Tarefas →
1 - Reproduza o trecho do artigo sobre a LGPD e o DPO de "26 de August" a "DPOs no Brasil.", mudando "sócio" para "diretor jurídico".
2 - Resuma em duas frases o artigo sobre a LGPD e o DPO.
3 - Retome o artigo sobre a LGPD e o DPO a partir do ponto em que ele para.

A LGPD e o Data Protection Officer (DPO) | Análise
Análise

A LGPD e o Data Protection Officer (DPO)

Por Débora Batista Araújo, diretora de privacidade de dados da Claro

26 de August de 2020 8h

Em uma tarde usual de trabalho em um escritório de advocacia, de repente, um e-mail deixa o sócio em alerta. Uma empresa multinacional com sede no Brasil, cliente do escritório e que faz negócios na União Europeia informa que precisa apontar um Data Protection Officer - DPO. Afinal, o General Data Protection Regulation (GDPR) tem aplicação extraterritorial e, para cumprir com seus termos na unidade do Brasil, o escritório está sendo acionado. Surgem, assim, os primeiros casos de apontamento de DPOs no Brasil.

Além disso, empresas multinacionais com estabelecimentos na União Europeia e que tinham presença no Brasil começaram a estruturar ou aprimorar suas áreas de Privacidade e Proteção de Dados em razão da nova obrigação de apontamento de DPO prevista no GDPR e então essas estruturas começaram a ser replicadas ou estendidas ao Brasil.

Mas afinal, quem é esse tal de Encarregado de Proteção de Dados, ou DPO?

Essa pergunta já deve ter sido feita por muitos empresários e executivos que se depararam com esta nova figura e para melhor entendermos o tema, devemos nos socorrer dos termos do GDPR. Na Europa, o DPO tem função mais abrangente do que no Brasil, se compararmos as disposições do GDPR com as da LGPD.

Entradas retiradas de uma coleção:
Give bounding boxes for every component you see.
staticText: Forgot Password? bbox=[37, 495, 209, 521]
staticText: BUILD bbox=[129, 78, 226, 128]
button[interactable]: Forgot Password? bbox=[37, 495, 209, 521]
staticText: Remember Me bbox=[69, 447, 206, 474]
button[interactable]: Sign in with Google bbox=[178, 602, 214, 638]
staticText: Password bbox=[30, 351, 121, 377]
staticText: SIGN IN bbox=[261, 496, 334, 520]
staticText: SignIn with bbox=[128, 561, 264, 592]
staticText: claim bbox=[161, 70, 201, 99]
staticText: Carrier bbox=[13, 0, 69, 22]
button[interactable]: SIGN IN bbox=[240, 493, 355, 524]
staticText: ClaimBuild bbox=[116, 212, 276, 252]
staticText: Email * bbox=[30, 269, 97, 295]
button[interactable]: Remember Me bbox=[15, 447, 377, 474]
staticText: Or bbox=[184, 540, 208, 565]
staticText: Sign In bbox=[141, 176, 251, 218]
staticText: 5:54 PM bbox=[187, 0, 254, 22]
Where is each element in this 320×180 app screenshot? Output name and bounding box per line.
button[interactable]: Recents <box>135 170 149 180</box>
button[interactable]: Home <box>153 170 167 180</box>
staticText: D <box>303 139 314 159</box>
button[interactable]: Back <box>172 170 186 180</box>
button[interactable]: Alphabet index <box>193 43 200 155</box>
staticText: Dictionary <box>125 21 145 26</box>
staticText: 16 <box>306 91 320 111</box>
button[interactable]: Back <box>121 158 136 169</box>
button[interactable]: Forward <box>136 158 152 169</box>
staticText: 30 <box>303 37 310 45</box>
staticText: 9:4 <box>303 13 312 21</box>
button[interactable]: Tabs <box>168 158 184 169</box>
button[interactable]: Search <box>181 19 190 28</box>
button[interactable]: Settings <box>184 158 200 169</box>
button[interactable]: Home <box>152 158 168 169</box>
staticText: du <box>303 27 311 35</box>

Respostas →
1 -
26 de August de 2020 8h

Em uma tarde usual de trabalho em um escritório de advocacia, de repente, um e-mail deixa o diretor jurídico em alerta. Uma empresa multinacional com sede no Brasil, cliente do escritório e que faz negócios na União Europeia informa que precisa apontar um Data Protection Officer - DPO. Afinal, o General Data Protection Regulation (GDPR) tem aplicação extraterritorial e, para cumprir com seus termos na unidade do Brasil, o escritório está sendo acionado. Surgem, assim, os primeiros casos de apontamento de DPOs no Brasil.

2 - Os primeiros casos de nomeação de DPOs no Brasil surgiram quando empresas multinacionais com negócios ou estabelecimentos na União Europeia precisaram cumprir o GDPR, que tem aplicação extraterritorial. Essas empresas passaram a estruturar suas áreas de Privacidade e Proteção de Dados e a estendê-las ao Brasil, e, para entender quem é o Encarregado de Proteção de Dados, é preciso recorrer ao GDPR, já que na Europa essa função é mais abrangente do que na LGPD.

3 -
O papel do DPO, previsto no próprio GDPR, é o de realizar recomendações ao controlador ou ao operador e aos seus empregados que realizem tratamentos de dados sujeitos ao GDPR; monitorar compliance com o GDPR e com as políticas do controlador ou operador relativas à proteção de dados pessoais; realizar treinamentos dos empregados envolvidos nos tratamentos de dados; realizar recomendações com relação ao Relatório de Impacto à Proteção de Dados e monitorar seu andamento; cooperar com a autoridade nacional; servir de ponto de contato com a autoridade nacional.

No Brasil, a previsão legal a respeito do DPO, embora semelhante, não é tão abrangente. Com efeito, o papel do DPO segundo a LGPD seria estabelecer canal de comunicação com titulares e com Autoridade Nacional de Proteção de Dados (ANPD); orientar empregados do controlador ou operador quanto aos tratamentos de dados e realizar demais atividades determinadas pelo controlador ou operador.

Um dos pontos que se espera muito que a ANPD regulamente no Brasil é justamente quais tipos e tamanhos de empresas devem ter um DPO. Essa previsão ainda não existe por aqui e hoje, no limite, um comércio bem pequeno nos confins do país que realize tratamento de dados pessoais precisaria ter um DPO.

Quais empresas devem apontar um DPO?

Na Europa, essa situação já está endereçada: devem apontar DPOs as entidades públicas de qualquer natureza independentemente do tipo e volume de dados que tratem e, no âmbito privado, as entidades que tenham como atividade fim o monitoramento sistemático de indivíduos em larga escala ou que façam tratamento de dados pessoais sensíveis em larga escala.

O GDPR não apenas traz a regra, mas informa também os critérios que devem ser usados para, na prática, direcionar ações. Além disso, a União Europeia possui órgãos de interpretação de normas e o Article 29 Working Party elaborou orientações sobre distintos temas, entre eles a atuação do DPO.

Assim, para buscar entender os conceitos de tratamento de dados em larga escala e monitoramento sistemático, para finalmente entender se a atividade de uma empresa requer a nomeação de um DPO, podemos inicialmente verificar os Considerandos 91 e 24 do GDPR, como proposto pelas Guidelines on Data Protection Officer (‘DPOs’) do Article 29 Data Protection Working Party.

O Considerando 91, para fins de avaliação sobre o cabimento da elaboração do Relatório de Impacto à Proteção de Dados ou Data Protection Impact Assessment (o DPIA), entendeu que o tratamento em larga escala seria aquele que visasse tratar uma quantidade considerável de dados em grande região geográfica, envolvendo alto número de titulares.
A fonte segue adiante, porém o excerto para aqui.